Problem requirements →
Reproduce this listing in full.

The data →
━━━━━━━━━━━━━━━━

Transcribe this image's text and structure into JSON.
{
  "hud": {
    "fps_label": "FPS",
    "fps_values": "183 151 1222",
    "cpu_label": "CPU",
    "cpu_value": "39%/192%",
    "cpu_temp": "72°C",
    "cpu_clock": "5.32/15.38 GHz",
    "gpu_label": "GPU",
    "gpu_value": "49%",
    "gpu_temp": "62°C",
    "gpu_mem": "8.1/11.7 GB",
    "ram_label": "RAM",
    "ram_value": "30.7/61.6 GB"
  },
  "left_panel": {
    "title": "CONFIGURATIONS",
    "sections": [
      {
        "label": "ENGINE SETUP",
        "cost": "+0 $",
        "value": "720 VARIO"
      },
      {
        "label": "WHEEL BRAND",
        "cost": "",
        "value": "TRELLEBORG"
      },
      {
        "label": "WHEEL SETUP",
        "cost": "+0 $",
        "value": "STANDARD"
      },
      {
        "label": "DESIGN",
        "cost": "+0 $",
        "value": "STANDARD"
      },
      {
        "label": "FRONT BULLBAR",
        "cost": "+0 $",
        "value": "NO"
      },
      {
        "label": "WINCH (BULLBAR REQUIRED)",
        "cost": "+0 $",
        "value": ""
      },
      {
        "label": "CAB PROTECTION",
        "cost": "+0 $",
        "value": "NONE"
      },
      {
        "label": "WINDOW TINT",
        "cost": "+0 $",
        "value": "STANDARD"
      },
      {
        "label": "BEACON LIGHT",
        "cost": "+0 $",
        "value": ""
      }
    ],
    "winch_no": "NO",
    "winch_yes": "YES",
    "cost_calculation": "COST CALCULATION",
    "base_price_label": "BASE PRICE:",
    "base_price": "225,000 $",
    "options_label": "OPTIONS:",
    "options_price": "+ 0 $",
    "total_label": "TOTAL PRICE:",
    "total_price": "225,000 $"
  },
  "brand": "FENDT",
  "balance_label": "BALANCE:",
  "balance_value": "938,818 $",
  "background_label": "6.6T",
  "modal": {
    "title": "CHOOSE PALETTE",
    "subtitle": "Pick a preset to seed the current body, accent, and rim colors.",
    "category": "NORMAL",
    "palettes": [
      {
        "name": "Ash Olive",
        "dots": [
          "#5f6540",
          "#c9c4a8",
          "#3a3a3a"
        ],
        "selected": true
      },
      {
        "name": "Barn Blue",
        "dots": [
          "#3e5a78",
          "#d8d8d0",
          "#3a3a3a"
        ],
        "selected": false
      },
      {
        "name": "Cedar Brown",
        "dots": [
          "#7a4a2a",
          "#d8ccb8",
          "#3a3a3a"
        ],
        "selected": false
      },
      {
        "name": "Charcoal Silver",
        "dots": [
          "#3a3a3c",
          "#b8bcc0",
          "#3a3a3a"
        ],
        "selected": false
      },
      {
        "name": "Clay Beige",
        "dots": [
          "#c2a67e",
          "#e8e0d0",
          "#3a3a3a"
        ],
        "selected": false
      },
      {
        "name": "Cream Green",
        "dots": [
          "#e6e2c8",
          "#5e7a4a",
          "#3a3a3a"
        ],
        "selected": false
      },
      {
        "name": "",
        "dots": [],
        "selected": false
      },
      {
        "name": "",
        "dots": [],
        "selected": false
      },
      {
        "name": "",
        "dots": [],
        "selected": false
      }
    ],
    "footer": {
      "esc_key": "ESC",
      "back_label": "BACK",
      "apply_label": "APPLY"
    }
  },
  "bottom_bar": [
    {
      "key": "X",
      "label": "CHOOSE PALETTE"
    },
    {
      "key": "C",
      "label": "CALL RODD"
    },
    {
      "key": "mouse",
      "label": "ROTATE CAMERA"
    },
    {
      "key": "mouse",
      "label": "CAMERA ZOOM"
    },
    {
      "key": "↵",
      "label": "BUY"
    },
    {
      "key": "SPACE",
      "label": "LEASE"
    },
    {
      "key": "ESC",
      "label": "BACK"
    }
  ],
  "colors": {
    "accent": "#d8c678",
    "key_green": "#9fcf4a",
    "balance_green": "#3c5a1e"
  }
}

━━━━━━━━━━━━━━━━

Result below →
Transcribe this image's text and structure into JSON.
{
  "hud": {
    "fps_label": "FPS",
    "fps_values": "183 151 1222",
    "cpu_label": "CPU",
    "cpu_value": "39%/192%",
    "cpu_temp": "72°C",
    "cpu_clock": "5.32/15.38 GHz",
    "gpu_label": "GPU",
    "gpu_value": "49%",
    "gpu_temp": "62°C",
    "gpu_mem": "8.1/11.7 GB",
    "ram_label": "RAM",
    "ram_value": "30.7/61.6 GB"
  },
  "left_panel": {
    "title": "CONFIGURATIONS",
    "sections": [
      {
        "label": "ENGINE SETUP",
        "cost": "+0 $",
        "value": "720 VARIO"
      },
      {
        "label": "WHEEL BRAND",
        "cost": "",
        "value": "TRELLEBORG"
      },
      {
        "label": "WHEEL SETUP",
        "cost": "+0 $",
        "value": "STANDARD"
      },
      {
        "label": "DESIGN",
        "cost": "+0 $",
        "value": "STANDARD"
      },
      {
        "label": "FRONT BULLBAR",
        "cost": "+0 $",
        "value": "NO"
      },
      {
        "label": "WINCH (BULLBAR REQUIRED)",
        "cost": "+0 $",
        "value": ""
      },
      {
        "label": "CAB PROTECTION",
        "cost": "+0 $",
        "value": "NONE"
      },
      {
        "label": "WINDOW TINT",
        "cost": "+0 $",
        "value": "STANDARD"
      },
      {
        "label": "BEACON LIGHT",
        "cost": "+0 $",
        "value": ""
      }
    ],
    "winch_no": "NO",
    "winch_yes": "YES",
    "cost_calculation": "COST CALCULATION",
    "base_price_label": "BASE PRICE:",
    "base_price": "225,000 $",
    "options_label": "OPTIONS:",
    "options_price": "+ 0 $",
    "total_label": "TOTAL PRICE:",
    "total_price": "225,000 $"
  },
  "brand": "FENDT",
  "balance_label": "BALANCE:",
  "balance_value": "938,818 $",
  "background_label": "6.6T",
  "modal": {
    "title": "CHOOSE PALETTE",
    "subtitle": "Pick a preset to seed the current body, accent, and rim colors.",
    "category": "NORMAL",
    "palettes": [
      {
        "name": "Ash Olive",
        "dots": [
          "#5f6540",
          "#c9c4a8",
          "#3a3a3a"
        ],
        "selected": true
      },
      {
        "name": "Barn Blue",
        "dots": [
          "#3e5a78",
          "#d8d8d0",
          "#3a3a3a"
        ],
        "selected": false
      },
      {
        "name": "Cedar Brown",
        "dots": [
          "#7a4a2a",
          "#d8ccb8",
          "#3a3a3a"
        ],
        "selected": false
      },
      {
        "name": "Charcoal Silver",
        "dots": [
          "#3a3a3c",
          "#b8bcc0",
          "#3a3a3a"
        ],
        "selected": false
      },
      {
        "name": "Clay Beige",
        "dots": [
          "#c2a67e",
          "#e8e0d0",
          "#3a3a3a"
        ],
        "selected": false
      },
      {
        "name": "Cream Green",
        "dots": [
          "#e6e2c8",
          "#5e7a4a",
          "#3a3a3a"
        ],
        "selected": false
      },
      {
        "name": "",
        "dots": [],
        "selected": false
      },
      {
        "name": "",
        "dots": [],
        "selected": false
      },
      {
        "name": "",
        "dots": [],
        "selected": false
      }
    ],
    "footer": {
      "esc_key": "ESC",
      "back_label": "BACK",
      "apply_label": "APPLY"
    }
  },
  "bottom_bar": [
    {
      "key": "X",
      "label": "CHOOSE PALETTE"
    },
    {
      "key": "C",
      "label": "CALL RODD"
    },
    {
      "key": "mouse",
      "label": "ROTATE CAMERA"
    },
    {
      "key": "mouse",
      "label": "CAMERA ZOOM"
    },
    {
      "key": "↵",
      "label": "BUY"
    },
    {
      "key": "SPACE",
      "label": "LEASE"
    },
    {
      "key": "ESC",
      "label": "BACK"
    }
  ],
  "colors": {
    "accent": "#d8c678",
    "key_green": "#9fcf4a",
    "balance_green": "#3c5a1e"
  }
}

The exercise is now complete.